[Excerpt from a dataset]
============

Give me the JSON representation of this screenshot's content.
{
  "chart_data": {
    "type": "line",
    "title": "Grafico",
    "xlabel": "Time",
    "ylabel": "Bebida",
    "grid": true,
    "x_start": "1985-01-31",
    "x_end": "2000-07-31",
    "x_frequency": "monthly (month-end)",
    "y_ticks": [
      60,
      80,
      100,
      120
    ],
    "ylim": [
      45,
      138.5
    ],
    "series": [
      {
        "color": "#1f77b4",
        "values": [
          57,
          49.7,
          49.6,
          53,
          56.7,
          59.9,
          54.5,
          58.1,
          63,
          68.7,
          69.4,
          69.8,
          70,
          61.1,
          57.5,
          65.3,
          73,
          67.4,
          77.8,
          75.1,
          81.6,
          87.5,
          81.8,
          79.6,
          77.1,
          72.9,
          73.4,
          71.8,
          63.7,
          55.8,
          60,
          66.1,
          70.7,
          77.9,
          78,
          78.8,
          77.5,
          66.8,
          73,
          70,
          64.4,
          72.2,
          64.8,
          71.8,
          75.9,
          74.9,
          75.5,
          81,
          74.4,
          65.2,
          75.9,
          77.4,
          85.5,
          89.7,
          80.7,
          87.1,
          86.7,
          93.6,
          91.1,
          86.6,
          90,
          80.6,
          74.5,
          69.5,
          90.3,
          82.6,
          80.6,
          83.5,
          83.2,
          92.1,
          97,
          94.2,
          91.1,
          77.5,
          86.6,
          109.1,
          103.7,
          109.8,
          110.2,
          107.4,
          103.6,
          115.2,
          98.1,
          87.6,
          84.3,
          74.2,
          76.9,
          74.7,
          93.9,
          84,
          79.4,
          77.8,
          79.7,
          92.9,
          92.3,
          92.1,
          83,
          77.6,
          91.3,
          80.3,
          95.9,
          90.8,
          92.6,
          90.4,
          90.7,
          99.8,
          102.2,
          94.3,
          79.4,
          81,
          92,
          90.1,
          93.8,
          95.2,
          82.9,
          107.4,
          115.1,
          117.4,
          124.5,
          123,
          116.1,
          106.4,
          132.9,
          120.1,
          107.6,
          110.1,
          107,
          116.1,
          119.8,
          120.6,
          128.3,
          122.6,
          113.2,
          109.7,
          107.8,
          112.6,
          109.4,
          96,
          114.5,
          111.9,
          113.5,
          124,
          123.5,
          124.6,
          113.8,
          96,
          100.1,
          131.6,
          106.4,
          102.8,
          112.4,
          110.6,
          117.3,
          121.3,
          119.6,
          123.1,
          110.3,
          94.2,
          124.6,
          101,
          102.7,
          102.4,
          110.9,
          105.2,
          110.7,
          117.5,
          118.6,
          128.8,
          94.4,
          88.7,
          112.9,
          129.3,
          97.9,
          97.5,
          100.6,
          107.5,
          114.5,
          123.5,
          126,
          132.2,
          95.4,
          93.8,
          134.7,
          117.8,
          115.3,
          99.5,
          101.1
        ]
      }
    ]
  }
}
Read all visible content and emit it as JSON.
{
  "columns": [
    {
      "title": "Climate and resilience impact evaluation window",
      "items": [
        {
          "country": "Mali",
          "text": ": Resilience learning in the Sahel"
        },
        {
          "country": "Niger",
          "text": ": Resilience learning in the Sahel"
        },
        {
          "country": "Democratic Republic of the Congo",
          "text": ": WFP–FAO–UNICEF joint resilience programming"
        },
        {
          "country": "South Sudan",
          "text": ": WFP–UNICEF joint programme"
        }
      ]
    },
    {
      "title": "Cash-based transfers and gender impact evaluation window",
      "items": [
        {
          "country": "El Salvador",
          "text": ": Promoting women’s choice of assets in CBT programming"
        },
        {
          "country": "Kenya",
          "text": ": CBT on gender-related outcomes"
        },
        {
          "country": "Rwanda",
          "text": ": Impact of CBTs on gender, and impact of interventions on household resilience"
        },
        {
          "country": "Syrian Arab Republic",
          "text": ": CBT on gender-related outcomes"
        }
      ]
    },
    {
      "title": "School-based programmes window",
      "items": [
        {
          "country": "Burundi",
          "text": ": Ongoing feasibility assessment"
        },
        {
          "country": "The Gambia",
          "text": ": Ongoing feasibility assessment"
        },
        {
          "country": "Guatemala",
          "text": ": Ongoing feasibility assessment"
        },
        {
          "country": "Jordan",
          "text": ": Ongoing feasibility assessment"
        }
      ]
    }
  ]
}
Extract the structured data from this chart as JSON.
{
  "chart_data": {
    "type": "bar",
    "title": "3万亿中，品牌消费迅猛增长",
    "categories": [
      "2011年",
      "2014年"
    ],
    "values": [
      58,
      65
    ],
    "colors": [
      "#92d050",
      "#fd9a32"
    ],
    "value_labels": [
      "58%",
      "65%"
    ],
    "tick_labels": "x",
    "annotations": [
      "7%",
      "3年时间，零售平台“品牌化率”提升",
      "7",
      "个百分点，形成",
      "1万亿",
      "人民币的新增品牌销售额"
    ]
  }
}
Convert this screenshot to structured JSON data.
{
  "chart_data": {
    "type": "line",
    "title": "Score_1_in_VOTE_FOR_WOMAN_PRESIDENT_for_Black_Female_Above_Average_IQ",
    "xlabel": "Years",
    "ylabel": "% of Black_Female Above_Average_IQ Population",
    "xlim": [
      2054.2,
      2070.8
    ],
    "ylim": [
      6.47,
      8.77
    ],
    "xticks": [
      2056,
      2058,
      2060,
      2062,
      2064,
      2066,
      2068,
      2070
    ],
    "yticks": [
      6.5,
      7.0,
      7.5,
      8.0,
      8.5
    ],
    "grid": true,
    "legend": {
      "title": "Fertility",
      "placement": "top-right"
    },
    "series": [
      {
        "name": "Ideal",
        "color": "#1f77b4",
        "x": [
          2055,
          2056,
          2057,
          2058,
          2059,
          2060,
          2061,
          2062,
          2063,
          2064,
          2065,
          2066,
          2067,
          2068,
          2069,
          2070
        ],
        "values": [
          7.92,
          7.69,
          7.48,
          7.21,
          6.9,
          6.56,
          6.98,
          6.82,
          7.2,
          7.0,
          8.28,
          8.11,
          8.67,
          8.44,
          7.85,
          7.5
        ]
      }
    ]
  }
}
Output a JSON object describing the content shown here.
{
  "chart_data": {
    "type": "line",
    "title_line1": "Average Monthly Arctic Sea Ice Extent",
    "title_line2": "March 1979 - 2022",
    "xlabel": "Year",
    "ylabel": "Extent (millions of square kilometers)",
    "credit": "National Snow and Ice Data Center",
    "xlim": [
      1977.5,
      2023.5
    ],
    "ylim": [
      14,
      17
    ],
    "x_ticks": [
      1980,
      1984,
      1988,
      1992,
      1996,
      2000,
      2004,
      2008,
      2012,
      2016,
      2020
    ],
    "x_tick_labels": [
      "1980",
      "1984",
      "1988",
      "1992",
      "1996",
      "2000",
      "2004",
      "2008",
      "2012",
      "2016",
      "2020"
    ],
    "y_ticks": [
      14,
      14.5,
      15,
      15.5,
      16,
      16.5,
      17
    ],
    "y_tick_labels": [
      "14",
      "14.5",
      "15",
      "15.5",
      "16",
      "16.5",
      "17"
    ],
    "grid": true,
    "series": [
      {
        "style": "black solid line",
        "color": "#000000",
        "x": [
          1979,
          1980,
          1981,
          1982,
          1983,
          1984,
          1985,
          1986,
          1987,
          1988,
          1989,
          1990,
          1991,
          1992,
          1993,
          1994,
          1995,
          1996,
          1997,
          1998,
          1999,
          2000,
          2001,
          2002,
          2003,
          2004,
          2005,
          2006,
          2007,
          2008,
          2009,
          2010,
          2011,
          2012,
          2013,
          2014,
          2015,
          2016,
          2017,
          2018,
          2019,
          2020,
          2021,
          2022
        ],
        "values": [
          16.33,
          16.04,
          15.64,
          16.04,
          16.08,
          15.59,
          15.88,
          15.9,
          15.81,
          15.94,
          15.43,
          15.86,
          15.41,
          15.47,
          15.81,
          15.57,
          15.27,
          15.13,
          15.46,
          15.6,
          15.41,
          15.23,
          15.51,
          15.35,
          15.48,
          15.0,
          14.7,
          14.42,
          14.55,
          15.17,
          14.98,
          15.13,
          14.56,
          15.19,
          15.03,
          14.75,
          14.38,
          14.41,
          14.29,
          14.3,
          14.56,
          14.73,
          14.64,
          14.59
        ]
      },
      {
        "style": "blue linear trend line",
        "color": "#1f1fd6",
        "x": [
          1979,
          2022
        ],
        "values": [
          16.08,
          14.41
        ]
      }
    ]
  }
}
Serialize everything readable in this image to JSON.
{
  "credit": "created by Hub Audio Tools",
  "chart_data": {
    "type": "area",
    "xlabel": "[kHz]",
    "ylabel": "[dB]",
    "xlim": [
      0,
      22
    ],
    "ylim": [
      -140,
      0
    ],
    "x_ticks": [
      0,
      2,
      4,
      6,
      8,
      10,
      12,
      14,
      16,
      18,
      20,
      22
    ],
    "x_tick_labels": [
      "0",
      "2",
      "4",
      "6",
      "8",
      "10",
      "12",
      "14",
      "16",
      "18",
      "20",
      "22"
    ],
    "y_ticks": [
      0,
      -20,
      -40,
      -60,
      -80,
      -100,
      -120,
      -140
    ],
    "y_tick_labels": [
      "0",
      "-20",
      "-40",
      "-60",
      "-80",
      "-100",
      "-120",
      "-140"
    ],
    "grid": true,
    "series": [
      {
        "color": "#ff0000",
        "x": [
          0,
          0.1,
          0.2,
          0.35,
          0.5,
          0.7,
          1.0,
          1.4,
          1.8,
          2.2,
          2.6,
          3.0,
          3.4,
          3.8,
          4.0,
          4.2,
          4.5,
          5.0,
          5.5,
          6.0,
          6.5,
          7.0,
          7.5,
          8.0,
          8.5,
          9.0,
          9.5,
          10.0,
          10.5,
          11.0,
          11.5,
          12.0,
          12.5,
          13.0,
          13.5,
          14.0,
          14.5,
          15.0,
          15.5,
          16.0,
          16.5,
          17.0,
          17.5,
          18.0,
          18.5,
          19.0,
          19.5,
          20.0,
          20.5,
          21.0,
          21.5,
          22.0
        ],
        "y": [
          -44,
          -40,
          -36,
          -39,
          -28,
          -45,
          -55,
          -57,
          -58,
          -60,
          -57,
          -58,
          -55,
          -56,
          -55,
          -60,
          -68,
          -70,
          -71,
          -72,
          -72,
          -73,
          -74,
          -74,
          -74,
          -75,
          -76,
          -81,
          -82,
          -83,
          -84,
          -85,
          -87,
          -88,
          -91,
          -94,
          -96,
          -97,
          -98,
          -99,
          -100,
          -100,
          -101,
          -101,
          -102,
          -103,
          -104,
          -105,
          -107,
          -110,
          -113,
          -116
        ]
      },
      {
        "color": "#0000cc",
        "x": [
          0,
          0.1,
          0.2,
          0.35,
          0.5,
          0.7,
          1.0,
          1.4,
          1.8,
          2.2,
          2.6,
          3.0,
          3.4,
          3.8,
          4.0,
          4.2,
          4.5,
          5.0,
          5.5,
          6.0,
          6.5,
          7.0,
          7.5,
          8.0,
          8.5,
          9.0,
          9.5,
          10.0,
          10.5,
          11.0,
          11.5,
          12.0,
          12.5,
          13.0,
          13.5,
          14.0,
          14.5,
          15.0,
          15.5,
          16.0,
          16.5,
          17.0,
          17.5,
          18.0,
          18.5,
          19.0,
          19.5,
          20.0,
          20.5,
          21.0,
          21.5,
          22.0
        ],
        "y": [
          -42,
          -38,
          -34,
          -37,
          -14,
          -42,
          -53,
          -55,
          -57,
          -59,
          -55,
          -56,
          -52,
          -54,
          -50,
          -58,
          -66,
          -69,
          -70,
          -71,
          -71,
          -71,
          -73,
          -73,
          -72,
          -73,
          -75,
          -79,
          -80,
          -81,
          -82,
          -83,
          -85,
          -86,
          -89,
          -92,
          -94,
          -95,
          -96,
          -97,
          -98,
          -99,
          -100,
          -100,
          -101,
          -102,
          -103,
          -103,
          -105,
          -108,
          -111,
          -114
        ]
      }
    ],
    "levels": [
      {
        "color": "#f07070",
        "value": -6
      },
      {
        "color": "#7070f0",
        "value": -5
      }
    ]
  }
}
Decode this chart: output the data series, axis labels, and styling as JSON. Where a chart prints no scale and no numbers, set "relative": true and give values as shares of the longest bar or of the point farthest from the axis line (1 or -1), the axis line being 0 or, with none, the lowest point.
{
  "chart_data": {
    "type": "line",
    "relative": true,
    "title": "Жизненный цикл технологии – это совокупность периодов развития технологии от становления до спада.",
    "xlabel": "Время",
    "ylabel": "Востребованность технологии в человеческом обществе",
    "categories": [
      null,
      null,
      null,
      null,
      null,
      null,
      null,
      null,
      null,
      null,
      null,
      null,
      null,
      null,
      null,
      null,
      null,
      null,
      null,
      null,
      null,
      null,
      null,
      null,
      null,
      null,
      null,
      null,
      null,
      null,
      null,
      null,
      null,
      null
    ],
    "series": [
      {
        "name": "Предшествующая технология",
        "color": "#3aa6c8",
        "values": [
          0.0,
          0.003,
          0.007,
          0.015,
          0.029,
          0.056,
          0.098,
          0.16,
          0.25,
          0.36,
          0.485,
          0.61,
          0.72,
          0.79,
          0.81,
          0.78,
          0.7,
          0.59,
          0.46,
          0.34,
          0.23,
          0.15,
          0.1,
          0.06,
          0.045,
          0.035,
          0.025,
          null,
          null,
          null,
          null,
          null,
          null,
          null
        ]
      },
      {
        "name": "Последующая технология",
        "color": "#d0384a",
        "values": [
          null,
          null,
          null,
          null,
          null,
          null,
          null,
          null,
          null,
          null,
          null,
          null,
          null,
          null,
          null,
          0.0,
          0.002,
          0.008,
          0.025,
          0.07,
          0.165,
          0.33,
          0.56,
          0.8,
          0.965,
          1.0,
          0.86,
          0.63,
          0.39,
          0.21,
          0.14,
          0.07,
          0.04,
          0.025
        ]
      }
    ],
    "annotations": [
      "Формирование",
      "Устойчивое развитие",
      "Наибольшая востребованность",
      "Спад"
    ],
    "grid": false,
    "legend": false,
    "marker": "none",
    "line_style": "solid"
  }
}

============

#### [Description of the task]
Copy out every line of the listing that includes the string "joint".

#### [Task solution]
          "text": ": WFP–FAO–UNICEF joint resilience programming"
          "text": ": WFP–UNICEF joint programme"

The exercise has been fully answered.